EXERCISE:
In the entries below, how many lines hold the string "Camshaft"? Give only the number.

RECORDS:
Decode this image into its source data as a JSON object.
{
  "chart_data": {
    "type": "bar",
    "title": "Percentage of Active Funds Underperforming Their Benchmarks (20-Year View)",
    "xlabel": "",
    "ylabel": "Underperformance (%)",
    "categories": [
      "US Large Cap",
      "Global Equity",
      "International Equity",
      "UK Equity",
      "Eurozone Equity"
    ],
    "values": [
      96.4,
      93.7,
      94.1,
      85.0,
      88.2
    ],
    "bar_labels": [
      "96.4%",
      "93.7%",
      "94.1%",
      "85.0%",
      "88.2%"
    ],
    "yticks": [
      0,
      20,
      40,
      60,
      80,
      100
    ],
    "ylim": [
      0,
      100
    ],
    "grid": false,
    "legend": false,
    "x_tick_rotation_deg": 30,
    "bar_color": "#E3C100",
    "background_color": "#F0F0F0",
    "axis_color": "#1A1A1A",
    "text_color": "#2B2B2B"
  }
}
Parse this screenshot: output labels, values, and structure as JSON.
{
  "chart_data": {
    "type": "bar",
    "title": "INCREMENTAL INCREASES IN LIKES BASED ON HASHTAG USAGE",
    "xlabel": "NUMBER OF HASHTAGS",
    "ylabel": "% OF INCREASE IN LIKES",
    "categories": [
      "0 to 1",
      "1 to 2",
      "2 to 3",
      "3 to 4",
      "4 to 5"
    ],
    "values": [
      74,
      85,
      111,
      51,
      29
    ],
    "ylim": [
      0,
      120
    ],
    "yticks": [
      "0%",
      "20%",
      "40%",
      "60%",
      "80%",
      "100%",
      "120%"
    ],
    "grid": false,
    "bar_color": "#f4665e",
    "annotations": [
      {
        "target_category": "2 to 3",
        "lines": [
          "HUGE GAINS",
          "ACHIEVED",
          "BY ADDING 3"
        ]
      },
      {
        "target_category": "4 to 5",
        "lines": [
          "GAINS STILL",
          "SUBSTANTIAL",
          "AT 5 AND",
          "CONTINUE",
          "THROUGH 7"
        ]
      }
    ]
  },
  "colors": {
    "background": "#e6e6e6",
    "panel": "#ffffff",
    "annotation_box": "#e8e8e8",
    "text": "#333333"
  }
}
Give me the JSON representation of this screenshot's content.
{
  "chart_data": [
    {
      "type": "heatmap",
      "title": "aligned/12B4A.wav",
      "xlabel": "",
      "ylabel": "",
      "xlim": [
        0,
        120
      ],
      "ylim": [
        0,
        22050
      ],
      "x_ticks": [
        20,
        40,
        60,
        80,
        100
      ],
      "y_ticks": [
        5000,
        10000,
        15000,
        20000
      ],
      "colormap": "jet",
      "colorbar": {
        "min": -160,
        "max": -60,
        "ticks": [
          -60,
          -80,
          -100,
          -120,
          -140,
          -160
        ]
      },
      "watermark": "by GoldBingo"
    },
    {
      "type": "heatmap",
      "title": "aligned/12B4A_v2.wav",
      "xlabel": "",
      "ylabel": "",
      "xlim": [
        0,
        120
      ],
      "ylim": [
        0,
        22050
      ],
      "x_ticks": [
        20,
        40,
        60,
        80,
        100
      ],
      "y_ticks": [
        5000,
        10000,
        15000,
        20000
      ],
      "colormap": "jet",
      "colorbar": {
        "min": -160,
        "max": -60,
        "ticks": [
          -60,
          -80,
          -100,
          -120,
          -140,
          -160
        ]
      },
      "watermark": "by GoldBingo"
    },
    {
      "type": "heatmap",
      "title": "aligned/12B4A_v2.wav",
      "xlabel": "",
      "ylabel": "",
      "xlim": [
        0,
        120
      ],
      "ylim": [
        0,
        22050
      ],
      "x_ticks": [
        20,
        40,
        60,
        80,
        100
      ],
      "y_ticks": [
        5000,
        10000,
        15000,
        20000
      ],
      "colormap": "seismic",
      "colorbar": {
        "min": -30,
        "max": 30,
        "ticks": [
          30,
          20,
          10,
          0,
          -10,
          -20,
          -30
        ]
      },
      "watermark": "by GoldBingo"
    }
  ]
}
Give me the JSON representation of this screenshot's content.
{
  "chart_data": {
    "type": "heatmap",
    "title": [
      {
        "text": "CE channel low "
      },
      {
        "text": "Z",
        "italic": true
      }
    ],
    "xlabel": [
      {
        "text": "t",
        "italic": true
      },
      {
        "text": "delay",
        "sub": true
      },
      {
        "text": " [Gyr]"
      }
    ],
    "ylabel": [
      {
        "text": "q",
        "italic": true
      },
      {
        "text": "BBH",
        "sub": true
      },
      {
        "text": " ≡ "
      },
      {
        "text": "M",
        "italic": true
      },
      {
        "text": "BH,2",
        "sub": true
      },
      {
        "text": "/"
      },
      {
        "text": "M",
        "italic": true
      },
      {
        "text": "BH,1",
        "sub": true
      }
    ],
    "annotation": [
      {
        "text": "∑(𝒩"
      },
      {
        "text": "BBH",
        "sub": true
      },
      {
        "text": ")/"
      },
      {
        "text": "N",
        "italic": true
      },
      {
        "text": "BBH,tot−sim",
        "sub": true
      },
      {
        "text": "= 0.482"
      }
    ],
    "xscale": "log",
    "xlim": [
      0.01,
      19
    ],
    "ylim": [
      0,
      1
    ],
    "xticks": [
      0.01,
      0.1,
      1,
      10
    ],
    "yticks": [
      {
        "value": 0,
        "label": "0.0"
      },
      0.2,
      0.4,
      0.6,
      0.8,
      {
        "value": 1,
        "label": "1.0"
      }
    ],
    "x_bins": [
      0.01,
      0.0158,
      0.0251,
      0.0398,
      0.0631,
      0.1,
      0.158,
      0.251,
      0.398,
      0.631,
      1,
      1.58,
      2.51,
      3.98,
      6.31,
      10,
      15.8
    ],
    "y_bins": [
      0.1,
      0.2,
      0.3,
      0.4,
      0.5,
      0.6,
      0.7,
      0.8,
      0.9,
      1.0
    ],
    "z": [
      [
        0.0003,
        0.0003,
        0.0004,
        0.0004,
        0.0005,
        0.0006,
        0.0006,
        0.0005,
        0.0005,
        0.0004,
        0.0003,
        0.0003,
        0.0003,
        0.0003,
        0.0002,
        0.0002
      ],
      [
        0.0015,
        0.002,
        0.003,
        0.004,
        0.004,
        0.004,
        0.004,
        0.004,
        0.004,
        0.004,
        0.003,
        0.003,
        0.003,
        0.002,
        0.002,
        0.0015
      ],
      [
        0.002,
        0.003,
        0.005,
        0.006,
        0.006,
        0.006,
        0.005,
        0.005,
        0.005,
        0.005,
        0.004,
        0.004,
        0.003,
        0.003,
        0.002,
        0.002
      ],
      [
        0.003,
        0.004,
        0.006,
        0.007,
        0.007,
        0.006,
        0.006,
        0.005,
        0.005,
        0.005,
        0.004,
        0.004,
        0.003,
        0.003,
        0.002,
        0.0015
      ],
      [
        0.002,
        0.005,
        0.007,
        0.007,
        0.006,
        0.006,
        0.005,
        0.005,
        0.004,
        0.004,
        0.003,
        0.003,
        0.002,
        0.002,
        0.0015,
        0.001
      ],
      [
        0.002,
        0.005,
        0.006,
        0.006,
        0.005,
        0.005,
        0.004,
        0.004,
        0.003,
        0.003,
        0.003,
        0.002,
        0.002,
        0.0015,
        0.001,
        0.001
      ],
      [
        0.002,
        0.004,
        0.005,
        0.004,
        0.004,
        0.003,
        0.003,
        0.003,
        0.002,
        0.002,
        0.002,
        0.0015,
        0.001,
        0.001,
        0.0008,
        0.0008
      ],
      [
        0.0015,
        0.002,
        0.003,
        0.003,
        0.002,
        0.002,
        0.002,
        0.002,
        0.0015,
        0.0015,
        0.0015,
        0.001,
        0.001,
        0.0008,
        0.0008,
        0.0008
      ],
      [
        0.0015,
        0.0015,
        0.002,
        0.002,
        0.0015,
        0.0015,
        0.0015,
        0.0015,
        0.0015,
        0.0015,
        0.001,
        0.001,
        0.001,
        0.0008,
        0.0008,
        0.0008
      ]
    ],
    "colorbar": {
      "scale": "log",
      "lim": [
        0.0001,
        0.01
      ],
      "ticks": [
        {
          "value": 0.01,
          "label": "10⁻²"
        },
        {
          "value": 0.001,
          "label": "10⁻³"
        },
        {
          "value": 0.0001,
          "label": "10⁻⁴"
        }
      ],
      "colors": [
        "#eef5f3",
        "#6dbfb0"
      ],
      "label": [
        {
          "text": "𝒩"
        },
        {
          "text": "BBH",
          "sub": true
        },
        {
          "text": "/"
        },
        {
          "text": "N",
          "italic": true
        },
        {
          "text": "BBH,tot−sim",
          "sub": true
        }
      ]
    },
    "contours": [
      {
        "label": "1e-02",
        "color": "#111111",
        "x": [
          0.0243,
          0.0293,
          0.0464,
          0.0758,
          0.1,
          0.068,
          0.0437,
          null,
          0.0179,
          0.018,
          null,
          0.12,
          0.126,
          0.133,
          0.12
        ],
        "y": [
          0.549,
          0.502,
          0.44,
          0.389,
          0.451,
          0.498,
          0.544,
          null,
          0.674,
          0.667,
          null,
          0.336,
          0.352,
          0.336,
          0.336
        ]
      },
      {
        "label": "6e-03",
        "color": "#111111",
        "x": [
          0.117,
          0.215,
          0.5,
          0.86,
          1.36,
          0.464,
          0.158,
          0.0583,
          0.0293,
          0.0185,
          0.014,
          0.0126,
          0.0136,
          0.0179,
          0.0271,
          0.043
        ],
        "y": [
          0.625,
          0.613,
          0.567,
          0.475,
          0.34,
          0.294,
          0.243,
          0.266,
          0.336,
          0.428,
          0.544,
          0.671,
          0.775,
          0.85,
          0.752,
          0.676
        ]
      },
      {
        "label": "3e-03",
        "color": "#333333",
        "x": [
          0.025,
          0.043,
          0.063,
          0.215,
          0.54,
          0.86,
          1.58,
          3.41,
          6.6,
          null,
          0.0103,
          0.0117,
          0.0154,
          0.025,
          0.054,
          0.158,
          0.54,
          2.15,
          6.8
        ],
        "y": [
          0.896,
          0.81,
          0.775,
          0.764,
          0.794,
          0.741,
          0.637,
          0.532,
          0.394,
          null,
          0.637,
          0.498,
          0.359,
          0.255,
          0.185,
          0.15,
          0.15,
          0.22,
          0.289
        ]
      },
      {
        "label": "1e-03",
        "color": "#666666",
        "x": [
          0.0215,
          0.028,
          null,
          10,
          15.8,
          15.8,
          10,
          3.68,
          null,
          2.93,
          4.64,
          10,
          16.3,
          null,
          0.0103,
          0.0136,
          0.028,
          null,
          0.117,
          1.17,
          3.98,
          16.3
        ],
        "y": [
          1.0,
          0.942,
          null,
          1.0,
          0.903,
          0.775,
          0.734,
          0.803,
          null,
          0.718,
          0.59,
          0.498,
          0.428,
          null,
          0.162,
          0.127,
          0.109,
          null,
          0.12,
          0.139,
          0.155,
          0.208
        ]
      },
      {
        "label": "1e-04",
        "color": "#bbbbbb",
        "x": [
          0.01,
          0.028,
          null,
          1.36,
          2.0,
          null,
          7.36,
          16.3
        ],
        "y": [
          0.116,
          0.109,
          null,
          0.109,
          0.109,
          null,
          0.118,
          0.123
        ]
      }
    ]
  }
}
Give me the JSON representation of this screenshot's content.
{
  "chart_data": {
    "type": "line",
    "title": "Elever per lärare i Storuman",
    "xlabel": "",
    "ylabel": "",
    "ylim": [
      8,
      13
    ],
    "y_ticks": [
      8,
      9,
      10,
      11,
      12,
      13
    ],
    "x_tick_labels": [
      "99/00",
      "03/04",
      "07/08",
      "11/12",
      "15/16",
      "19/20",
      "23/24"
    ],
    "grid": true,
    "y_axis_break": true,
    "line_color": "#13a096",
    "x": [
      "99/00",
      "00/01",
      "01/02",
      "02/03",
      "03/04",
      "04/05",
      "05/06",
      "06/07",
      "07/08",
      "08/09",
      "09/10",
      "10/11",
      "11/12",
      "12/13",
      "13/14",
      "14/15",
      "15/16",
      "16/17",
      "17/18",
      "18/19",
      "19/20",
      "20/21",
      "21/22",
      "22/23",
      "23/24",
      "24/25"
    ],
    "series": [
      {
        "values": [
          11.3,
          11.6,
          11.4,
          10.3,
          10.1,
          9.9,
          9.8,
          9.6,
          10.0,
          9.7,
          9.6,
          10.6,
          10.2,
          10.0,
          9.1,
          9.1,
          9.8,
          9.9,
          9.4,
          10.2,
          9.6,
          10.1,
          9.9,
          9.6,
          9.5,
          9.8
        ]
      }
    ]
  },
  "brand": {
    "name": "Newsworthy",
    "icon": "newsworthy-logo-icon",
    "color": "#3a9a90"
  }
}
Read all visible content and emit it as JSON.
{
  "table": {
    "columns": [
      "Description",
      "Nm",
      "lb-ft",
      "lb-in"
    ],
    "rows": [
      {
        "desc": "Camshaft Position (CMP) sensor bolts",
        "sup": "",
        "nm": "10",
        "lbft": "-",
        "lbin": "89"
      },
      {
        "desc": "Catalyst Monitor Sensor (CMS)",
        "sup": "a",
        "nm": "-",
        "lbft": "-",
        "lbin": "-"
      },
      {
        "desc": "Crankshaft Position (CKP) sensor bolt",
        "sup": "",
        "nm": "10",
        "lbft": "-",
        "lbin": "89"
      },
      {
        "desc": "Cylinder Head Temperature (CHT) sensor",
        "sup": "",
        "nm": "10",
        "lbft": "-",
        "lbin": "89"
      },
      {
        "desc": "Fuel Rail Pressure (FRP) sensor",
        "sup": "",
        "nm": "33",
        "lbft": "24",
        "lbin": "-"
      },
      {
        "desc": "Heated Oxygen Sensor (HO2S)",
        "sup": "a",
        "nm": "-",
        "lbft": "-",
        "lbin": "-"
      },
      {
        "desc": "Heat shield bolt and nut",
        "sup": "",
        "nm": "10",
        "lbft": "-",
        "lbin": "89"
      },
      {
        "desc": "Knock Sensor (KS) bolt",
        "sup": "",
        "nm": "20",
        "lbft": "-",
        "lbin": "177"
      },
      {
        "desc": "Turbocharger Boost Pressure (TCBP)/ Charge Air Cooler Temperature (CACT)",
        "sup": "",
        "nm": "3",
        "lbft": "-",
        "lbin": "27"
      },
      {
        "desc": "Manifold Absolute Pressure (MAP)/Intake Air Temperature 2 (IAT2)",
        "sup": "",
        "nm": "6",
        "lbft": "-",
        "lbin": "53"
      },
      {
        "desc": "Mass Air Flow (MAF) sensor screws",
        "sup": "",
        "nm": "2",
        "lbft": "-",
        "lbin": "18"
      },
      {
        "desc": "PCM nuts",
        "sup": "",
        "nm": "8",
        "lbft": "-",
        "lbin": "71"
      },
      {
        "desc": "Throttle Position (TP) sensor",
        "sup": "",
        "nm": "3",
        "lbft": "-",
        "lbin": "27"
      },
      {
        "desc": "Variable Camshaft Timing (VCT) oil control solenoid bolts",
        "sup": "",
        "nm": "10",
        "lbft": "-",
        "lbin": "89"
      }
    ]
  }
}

OUTPUT OF THE TASK:
2